=== Exercise objective ===
Reproduce the items below with each occurrence of "inverter-bubble" swapped for "negation-bubble" and all else left unchanged. Omit the pictures from your output.

=== Records to process ===
------------------------------
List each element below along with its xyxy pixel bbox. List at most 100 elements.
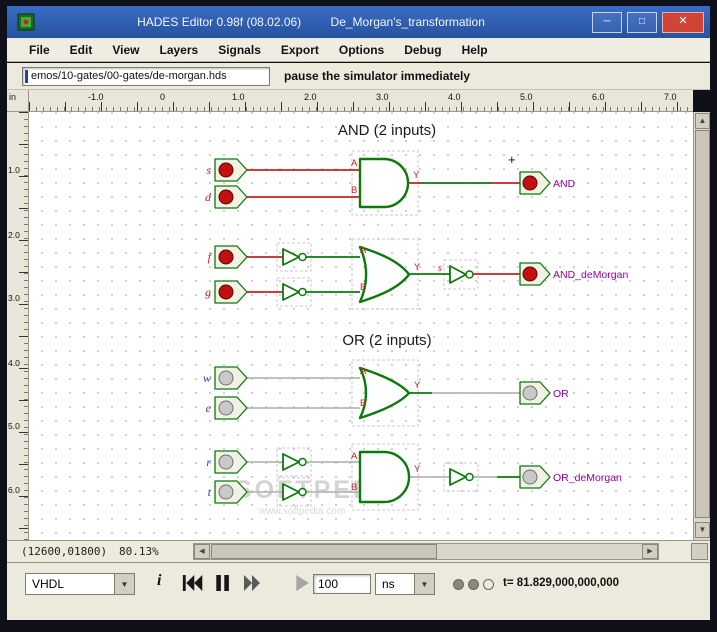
input-label: r xyxy=(206,455,211,469)
output-state-off xyxy=(522,385,538,401)
and-gate[interactable] xyxy=(358,157,410,209)
switch-state-on[interactable] xyxy=(218,189,234,205)
ruler-unit-label: in xyxy=(7,90,29,112)
watermark-url: www.softpedia.com xyxy=(258,506,345,517)
chevron-down-icon[interactable]: ▼ xyxy=(115,573,135,595)
play-button[interactable] xyxy=(291,575,313,591)
output-label: AND_deMorgan xyxy=(553,269,628,281)
hruler-label: 4.0 xyxy=(448,92,461,102)
scroll-down-icon[interactable]: ▼ xyxy=(695,522,710,538)
switch-state-off[interactable] xyxy=(218,484,234,500)
inverter-bubble xyxy=(298,487,307,497)
status-bar: (12600,01800) 80.13% ◀ ▶ xyxy=(7,540,710,562)
hruler-label: 5.0 xyxy=(520,92,533,102)
vruler-label: 1.0 xyxy=(8,165,20,175)
menu-debug[interactable]: Debug xyxy=(394,43,451,57)
intermediate-signal-label: s xyxy=(438,262,442,274)
port-label-b: B xyxy=(351,482,357,493)
input-label: d xyxy=(205,190,212,204)
hruler-label: -1.0 xyxy=(88,92,104,102)
menu-export[interactable]: Export xyxy=(271,43,329,57)
inverter-bubble xyxy=(465,472,474,482)
horizontal-scroll-thumb[interactable] xyxy=(211,544,437,559)
output-state-on xyxy=(522,266,538,282)
mode-selector-value[interactable]: VHDL xyxy=(25,573,115,595)
switch-state-off[interactable] xyxy=(218,400,234,416)
title-bar[interactable]: HADES Editor 0.98f (08.02.06) De_Morgan'… xyxy=(7,6,710,38)
port-label-b: B xyxy=(360,398,366,409)
menu-file[interactable]: File xyxy=(19,43,60,57)
menu-edit[interactable]: Edit xyxy=(60,43,103,57)
minimize-button[interactable]: ─ xyxy=(592,11,622,33)
inverter-gate[interactable] xyxy=(449,265,467,284)
toolbar: pause the simulator immediately xyxy=(7,63,710,90)
time-unit-selector[interactable]: ns ▼ xyxy=(375,573,435,595)
or-gate[interactable] xyxy=(358,366,411,420)
vruler-label: 2.0 xyxy=(8,230,20,240)
window-icon xyxy=(17,13,35,31)
app-title: HADES Editor 0.98f (08.02.06) xyxy=(137,15,302,29)
scroll-right-icon[interactable]: ▶ xyxy=(642,544,658,559)
menu-options[interactable]: Options xyxy=(329,43,394,57)
window-title: HADES Editor 0.98f (08.02.06) De_Morgan'… xyxy=(35,15,587,29)
status-led-green xyxy=(483,579,494,590)
status-led-gray xyxy=(453,579,464,590)
inverter-gate[interactable] xyxy=(282,453,300,471)
output-label: AND xyxy=(553,178,576,190)
mode-selector[interactable]: VHDL ▼ xyxy=(25,573,135,595)
inverter-bubble xyxy=(298,457,307,467)
hruler-label: 3.0 xyxy=(376,92,389,102)
switch-state-off[interactable] xyxy=(218,454,234,470)
status-led-gray xyxy=(468,579,479,590)
info-icon[interactable]: i xyxy=(157,572,161,590)
section-title-or: OR (2 inputs) xyxy=(342,332,431,349)
window-bottom-filler xyxy=(7,614,710,620)
close-button[interactable]: ✕ xyxy=(662,11,704,33)
file-path-input[interactable] xyxy=(22,66,270,86)
time-unit-value[interactable]: ns xyxy=(375,573,415,595)
inverter-gate[interactable] xyxy=(282,283,300,301)
input-label: t xyxy=(208,485,212,499)
document-title: De_Morgan's_transformation xyxy=(330,15,485,29)
vertical-ruler: 1.0 2.0 3.0 4.0 5.0 6.0 xyxy=(7,112,29,540)
and-gate[interactable] xyxy=(358,450,411,504)
vertical-scroll-thumb[interactable] xyxy=(695,130,710,518)
inverter-bubble xyxy=(298,252,307,262)
fast-forward-button[interactable] xyxy=(241,575,263,591)
vruler-label: 4.0 xyxy=(8,358,20,368)
step-time-input[interactable] xyxy=(313,574,371,594)
inverter-bubble xyxy=(465,270,474,279)
chevron-down-icon[interactable]: ▼ xyxy=(415,573,435,595)
switch-state-off[interactable] xyxy=(218,370,234,386)
menu-layers[interactable]: Layers xyxy=(149,43,208,57)
rewind-button[interactable] xyxy=(181,575,203,591)
port-label-y: Y xyxy=(414,262,421,273)
switch-state-on[interactable] xyxy=(218,284,234,300)
scrollbar-corner xyxy=(691,543,708,560)
hruler-label: 6.0 xyxy=(592,92,605,102)
scroll-up-icon[interactable]: ▲ xyxy=(695,113,710,129)
scroll-left-icon[interactable]: ◀ xyxy=(194,544,210,559)
or-gate[interactable] xyxy=(358,245,411,304)
inverter-gate[interactable] xyxy=(449,468,467,486)
simulator-status-text: pause the simulator immediately xyxy=(284,69,471,83)
and-demorgan-circuit: f g A B Y s AND_deMorgan xyxy=(205,238,628,310)
menu-signals[interactable]: Signals xyxy=(208,43,271,57)
input-label: f xyxy=(208,250,213,264)
maximize-button[interactable]: □ xyxy=(627,11,657,33)
switch-state-on[interactable] xyxy=(218,162,234,178)
port-label-y: Y xyxy=(414,380,421,391)
horizontal-ruler: -1.0 0 1.0 2.0 3.0 4.0 5.0 6.0 7.0 xyxy=(29,90,693,112)
pause-button[interactable] xyxy=(211,575,233,591)
schematic-canvas[interactable]: SOFTPEDIA www.softpedia.com AND (2 input… xyxy=(29,112,693,540)
menu-view[interactable]: View xyxy=(102,43,149,57)
output-label: OR_deMorgan xyxy=(553,472,622,484)
inverter-gate[interactable] xyxy=(282,248,300,266)
input-label: s xyxy=(206,163,211,177)
output-state-on xyxy=(522,175,538,191)
inverter-bubble xyxy=(298,287,307,297)
switch-state-on[interactable] xyxy=(218,249,234,265)
menu-help[interactable]: Help xyxy=(452,43,498,57)
horizontal-scrollbar[interactable]: ◀ ▶ xyxy=(193,543,659,560)
vertical-scrollbar[interactable]: ▲ ▼ xyxy=(693,112,710,540)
------------------------------
=== Right answer ===
List each element below along with its xyxy pixel bbox. List at most 100 elements.
input-label: r xyxy=(206,455,211,469)
output-state-off xyxy=(522,385,538,401)
and-gate[interactable] xyxy=(358,157,410,209)
switch-state-on[interactable] xyxy=(218,189,234,205)
ruler-unit-label: in xyxy=(7,90,29,112)
watermark-url: www.softpedia.com xyxy=(258,506,345,517)
chevron-down-icon[interactable]: ▼ xyxy=(115,573,135,595)
play-button[interactable] xyxy=(291,575,313,591)
output-label: AND_deMorgan xyxy=(553,269,628,281)
hruler-label: 4.0 xyxy=(448,92,461,102)
scroll-down-icon[interactable]: ▼ xyxy=(695,522,710,538)
switch-state-off[interactable] xyxy=(218,484,234,500)
negation-bubble xyxy=(298,487,307,497)
status-bar: (12600,01800) 80.13% ◀ ▶ xyxy=(7,540,710,562)
hruler-label: 5.0 xyxy=(520,92,533,102)
vruler-label: 1.0 xyxy=(8,165,20,175)
menu-debug[interactable]: Debug xyxy=(394,43,451,57)
intermediate-signal-label: s xyxy=(438,262,442,274)
port-label-b: B xyxy=(351,482,357,493)
input-label: d xyxy=(205,190,212,204)
hruler-label: -1.0 xyxy=(88,92,104,102)
menu-export[interactable]: Export xyxy=(271,43,329,57)
negation-bubble xyxy=(465,472,474,482)
horizontal-scroll-thumb[interactable] xyxy=(211,544,437,559)
output-state-on xyxy=(522,266,538,282)
mode-selector-value[interactable]: VHDL xyxy=(25,573,115,595)
switch-state-off[interactable] xyxy=(218,400,234,416)
title-bar[interactable]: HADES Editor 0.98f (08.02.06) De_Morgan'… xyxy=(7,6,710,38)
port-label-b: B xyxy=(360,398,366,409)
menu-file[interactable]: File xyxy=(19,43,60,57)
menu-edit[interactable]: Edit xyxy=(60,43,103,57)
minimize-button[interactable]: ─ xyxy=(592,11,622,33)
inverter-gate[interactable] xyxy=(449,265,467,284)
toolbar: pause the simulator immediately xyxy=(7,63,710,90)
time-unit-selector[interactable]: ns ▼ xyxy=(375,573,435,595)
or-gate[interactable] xyxy=(358,366,411,420)
vruler-label: 2.0 xyxy=(8,230,20,240)
window-icon xyxy=(17,13,35,31)
app-title: HADES Editor 0.98f (08.02.06) xyxy=(137,15,302,29)
scroll-right-icon[interactable]: ▶ xyxy=(642,544,658,559)
menu-options[interactable]: Options xyxy=(329,43,394,57)
window-title: HADES Editor 0.98f (08.02.06) De_Morgan'… xyxy=(35,15,587,29)
status-led-green xyxy=(483,579,494,590)
status-led-gray xyxy=(453,579,464,590)
inverter-gate[interactable] xyxy=(282,453,300,471)
output-label: AND xyxy=(553,178,576,190)
mode-selector[interactable]: VHDL ▼ xyxy=(25,573,135,595)
negation-bubble xyxy=(298,457,307,467)
hruler-label: 3.0 xyxy=(376,92,389,102)
switch-state-off[interactable] xyxy=(218,454,234,470)
status-led-gray xyxy=(468,579,479,590)
info-icon[interactable]: i xyxy=(157,572,161,590)
section-title-or: OR (2 inputs) xyxy=(342,332,431,349)
window-bottom-filler xyxy=(7,614,710,620)
close-button[interactable]: ✕ xyxy=(662,11,704,33)
file-path-input[interactable] xyxy=(22,66,270,86)
time-unit-value[interactable]: ns xyxy=(375,573,415,595)
inverter-gate[interactable] xyxy=(282,283,300,301)
input-label: t xyxy=(208,485,212,499)
document-title: De_Morgan's_transformation xyxy=(330,15,485,29)
vertical-ruler: 1.0 2.0 3.0 4.0 5.0 6.0 xyxy=(7,112,29,540)
and-gate[interactable] xyxy=(358,450,411,504)
vertical-scroll-thumb[interactable] xyxy=(695,130,710,518)
negation-bubble xyxy=(298,252,307,262)
fast-forward-button[interactable] xyxy=(241,575,263,591)
vruler-label: 4.0 xyxy=(8,358,20,368)
step-time-input[interactable] xyxy=(313,574,371,594)
negation-bubble xyxy=(465,270,474,279)
chevron-down-icon[interactable]: ▼ xyxy=(415,573,435,595)
switch-state-off[interactable] xyxy=(218,370,234,386)
menu-layers[interactable]: Layers xyxy=(149,43,208,57)
rewind-button[interactable] xyxy=(181,575,203,591)
port-label-y: Y xyxy=(414,262,421,273)
switch-state-on[interactable] xyxy=(218,284,234,300)
scrollbar-corner xyxy=(691,543,708,560)
hruler-label: 6.0 xyxy=(592,92,605,102)
scroll-up-icon[interactable]: ▲ xyxy=(695,113,710,129)
scroll-left-icon[interactable]: ◀ xyxy=(194,544,210,559)
or-gate[interactable] xyxy=(358,245,411,304)
inverter-gate[interactable] xyxy=(449,468,467,486)
simulator-status-text: pause the simulator immediately xyxy=(284,69,471,83)
and-demorgan-circuit: f g A B Y s AND_deMorgan xyxy=(205,238,628,310)
menu-signals[interactable]: Signals xyxy=(208,43,271,57)
input-label: f xyxy=(208,250,213,264)
maximize-button[interactable]: □ xyxy=(627,11,657,33)
switch-state-on[interactable] xyxy=(218,162,234,178)
port-label-y: Y xyxy=(414,380,421,391)
horizontal-ruler: -1.0 0 1.0 2.0 3.0 4.0 5.0 6.0 7.0 xyxy=(29,90,693,112)
pause-button[interactable] xyxy=(211,575,233,591)
schematic-canvas[interactable]: SOFTPEDIA www.softpedia.com AND (2 input… xyxy=(29,112,693,540)
menu-view[interactable]: View xyxy=(102,43,149,57)
output-label: OR_deMorgan xyxy=(553,472,622,484)
inverter-gate[interactable] xyxy=(282,248,300,266)
input-label: s xyxy=(206,163,211,177)
output-state-on xyxy=(522,175,538,191)
negation-bubble xyxy=(298,287,307,297)
switch-state-on[interactable] xyxy=(218,249,234,265)
menu-help[interactable]: Help xyxy=(452,43,498,57)
horizontal-scrollbar[interactable]: ◀ ▶ xyxy=(193,543,659,560)
vertical-scrollbar[interactable]: ▲ ▼ xyxy=(693,112,710,540)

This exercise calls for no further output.